## [GOAL]
Look through the data below. Show each line where the string "xlabel" occurs.
━━━━━━━━━━━━━━━━━━━━
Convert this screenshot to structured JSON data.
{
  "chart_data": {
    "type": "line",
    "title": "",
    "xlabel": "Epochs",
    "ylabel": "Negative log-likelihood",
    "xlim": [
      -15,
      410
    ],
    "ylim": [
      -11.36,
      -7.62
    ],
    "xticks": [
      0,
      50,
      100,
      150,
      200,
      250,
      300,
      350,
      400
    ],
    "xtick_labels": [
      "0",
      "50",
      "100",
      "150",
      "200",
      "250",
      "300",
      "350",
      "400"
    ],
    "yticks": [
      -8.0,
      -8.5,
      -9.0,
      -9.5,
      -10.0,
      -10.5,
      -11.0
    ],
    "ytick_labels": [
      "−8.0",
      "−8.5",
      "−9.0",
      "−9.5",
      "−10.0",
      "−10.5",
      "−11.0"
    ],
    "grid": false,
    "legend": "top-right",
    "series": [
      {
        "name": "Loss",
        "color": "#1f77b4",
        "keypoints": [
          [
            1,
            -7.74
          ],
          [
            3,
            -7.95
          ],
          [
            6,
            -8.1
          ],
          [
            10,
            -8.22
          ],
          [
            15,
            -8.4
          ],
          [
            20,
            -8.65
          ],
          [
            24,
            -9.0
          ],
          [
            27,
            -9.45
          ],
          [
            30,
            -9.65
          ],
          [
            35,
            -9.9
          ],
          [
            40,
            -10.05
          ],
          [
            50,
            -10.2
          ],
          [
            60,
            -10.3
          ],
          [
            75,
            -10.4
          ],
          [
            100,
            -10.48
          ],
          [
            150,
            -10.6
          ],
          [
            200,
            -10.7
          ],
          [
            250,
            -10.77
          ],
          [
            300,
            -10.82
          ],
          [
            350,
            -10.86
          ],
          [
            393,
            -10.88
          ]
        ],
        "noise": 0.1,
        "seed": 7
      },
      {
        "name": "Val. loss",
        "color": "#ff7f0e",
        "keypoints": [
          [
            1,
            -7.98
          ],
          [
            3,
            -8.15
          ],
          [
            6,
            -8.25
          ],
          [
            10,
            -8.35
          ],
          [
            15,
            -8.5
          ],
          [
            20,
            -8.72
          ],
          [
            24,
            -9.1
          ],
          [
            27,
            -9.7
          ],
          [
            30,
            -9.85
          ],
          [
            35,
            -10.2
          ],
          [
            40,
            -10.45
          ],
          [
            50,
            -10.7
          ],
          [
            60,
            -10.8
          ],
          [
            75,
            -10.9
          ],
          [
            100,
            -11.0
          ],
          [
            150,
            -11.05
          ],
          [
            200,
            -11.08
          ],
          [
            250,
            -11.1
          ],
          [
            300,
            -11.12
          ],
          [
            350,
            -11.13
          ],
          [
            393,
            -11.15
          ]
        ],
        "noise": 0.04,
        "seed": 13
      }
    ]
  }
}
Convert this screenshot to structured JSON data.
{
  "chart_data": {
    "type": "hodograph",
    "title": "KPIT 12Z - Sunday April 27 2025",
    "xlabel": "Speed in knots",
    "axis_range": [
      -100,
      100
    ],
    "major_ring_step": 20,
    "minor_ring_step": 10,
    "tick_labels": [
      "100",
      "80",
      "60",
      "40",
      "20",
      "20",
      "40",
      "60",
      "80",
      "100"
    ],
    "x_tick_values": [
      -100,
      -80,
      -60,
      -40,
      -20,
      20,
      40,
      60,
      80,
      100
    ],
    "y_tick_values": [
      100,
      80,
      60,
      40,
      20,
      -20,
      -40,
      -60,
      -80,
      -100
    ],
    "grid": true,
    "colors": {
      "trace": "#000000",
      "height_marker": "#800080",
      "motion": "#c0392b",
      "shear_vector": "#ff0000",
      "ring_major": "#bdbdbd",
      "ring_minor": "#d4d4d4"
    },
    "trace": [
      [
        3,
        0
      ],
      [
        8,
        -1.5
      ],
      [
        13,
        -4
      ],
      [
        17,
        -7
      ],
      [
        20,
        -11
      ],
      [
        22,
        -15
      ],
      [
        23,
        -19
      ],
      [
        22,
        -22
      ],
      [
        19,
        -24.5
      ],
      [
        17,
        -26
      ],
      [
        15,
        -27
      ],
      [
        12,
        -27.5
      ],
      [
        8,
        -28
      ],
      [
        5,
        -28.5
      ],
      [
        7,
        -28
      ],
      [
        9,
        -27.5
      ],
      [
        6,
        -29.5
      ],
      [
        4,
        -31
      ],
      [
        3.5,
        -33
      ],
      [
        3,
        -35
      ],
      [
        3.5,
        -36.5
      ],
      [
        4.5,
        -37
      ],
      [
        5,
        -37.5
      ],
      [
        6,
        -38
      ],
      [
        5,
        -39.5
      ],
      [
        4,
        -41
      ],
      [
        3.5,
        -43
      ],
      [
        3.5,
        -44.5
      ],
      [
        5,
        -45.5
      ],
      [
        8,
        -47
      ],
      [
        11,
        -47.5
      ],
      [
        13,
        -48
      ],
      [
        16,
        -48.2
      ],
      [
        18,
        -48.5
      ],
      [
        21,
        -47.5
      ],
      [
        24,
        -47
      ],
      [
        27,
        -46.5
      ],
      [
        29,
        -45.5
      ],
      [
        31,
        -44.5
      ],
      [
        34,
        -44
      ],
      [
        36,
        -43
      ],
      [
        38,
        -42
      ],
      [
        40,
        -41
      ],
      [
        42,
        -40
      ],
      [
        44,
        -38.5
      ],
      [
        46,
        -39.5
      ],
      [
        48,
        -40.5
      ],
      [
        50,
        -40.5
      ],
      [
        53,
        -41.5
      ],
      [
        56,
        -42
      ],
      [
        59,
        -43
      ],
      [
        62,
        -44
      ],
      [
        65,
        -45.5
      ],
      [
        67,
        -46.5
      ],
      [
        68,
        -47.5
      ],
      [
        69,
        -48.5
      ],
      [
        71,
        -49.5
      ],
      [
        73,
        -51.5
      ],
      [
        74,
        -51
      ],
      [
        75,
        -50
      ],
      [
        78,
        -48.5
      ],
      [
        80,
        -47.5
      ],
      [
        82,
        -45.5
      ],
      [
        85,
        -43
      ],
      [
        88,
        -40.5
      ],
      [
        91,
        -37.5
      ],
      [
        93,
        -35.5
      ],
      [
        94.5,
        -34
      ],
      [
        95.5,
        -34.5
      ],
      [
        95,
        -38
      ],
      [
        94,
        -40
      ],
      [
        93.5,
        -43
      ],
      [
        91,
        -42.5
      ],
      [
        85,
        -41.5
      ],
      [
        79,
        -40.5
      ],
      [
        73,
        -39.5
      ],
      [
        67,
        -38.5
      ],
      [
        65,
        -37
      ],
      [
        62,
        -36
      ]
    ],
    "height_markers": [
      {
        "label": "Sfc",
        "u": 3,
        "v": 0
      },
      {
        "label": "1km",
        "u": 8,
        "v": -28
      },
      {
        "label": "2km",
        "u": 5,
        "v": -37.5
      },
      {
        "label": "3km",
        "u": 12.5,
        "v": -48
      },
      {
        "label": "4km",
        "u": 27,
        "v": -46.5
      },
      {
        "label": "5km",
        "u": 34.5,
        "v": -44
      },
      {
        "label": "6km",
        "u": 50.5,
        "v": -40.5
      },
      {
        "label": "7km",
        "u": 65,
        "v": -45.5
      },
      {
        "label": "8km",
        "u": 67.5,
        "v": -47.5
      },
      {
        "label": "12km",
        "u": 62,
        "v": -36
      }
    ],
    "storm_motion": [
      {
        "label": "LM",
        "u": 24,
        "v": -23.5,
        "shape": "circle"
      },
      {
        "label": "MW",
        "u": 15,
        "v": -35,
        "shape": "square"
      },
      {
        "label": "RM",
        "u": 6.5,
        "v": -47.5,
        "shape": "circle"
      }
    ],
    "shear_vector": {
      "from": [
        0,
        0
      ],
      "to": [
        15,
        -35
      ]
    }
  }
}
━━━━━━━━━━━━━━━━━━━━
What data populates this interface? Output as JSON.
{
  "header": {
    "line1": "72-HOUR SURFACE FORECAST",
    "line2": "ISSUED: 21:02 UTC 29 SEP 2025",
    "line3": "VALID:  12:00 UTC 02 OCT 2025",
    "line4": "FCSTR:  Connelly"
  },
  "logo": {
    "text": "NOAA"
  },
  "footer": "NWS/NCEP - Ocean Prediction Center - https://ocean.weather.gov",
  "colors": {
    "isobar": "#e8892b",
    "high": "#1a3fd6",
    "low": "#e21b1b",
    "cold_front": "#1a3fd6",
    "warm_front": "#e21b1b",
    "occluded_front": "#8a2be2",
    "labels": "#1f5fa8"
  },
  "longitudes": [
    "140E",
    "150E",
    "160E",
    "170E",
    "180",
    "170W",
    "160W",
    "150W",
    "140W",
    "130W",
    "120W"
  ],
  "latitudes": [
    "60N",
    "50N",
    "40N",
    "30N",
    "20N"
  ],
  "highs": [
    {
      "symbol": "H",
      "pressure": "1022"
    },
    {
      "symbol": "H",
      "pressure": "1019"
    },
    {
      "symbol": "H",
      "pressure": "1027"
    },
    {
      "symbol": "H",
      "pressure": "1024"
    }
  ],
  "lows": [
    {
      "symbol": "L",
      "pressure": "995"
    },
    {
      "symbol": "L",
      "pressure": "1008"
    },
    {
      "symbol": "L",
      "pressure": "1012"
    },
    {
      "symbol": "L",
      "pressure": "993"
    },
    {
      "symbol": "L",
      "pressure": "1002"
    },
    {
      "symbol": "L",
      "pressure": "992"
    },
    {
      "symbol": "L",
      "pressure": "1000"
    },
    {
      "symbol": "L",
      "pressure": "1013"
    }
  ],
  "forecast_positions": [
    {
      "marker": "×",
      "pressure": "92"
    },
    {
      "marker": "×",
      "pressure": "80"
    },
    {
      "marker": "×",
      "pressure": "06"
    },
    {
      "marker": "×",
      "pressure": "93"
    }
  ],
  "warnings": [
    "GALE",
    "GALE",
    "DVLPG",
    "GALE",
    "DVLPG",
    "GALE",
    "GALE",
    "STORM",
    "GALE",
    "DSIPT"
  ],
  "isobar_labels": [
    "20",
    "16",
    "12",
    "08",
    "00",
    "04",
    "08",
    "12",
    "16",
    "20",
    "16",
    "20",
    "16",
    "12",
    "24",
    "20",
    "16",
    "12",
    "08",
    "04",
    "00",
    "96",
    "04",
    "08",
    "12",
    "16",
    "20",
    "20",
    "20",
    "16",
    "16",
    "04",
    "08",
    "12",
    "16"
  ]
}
━━━━━━━━━━━━━━━━━━━━
## [THE REPLY]
    "xlabel": "Epochs",
    "xlabel": "Speed in knots",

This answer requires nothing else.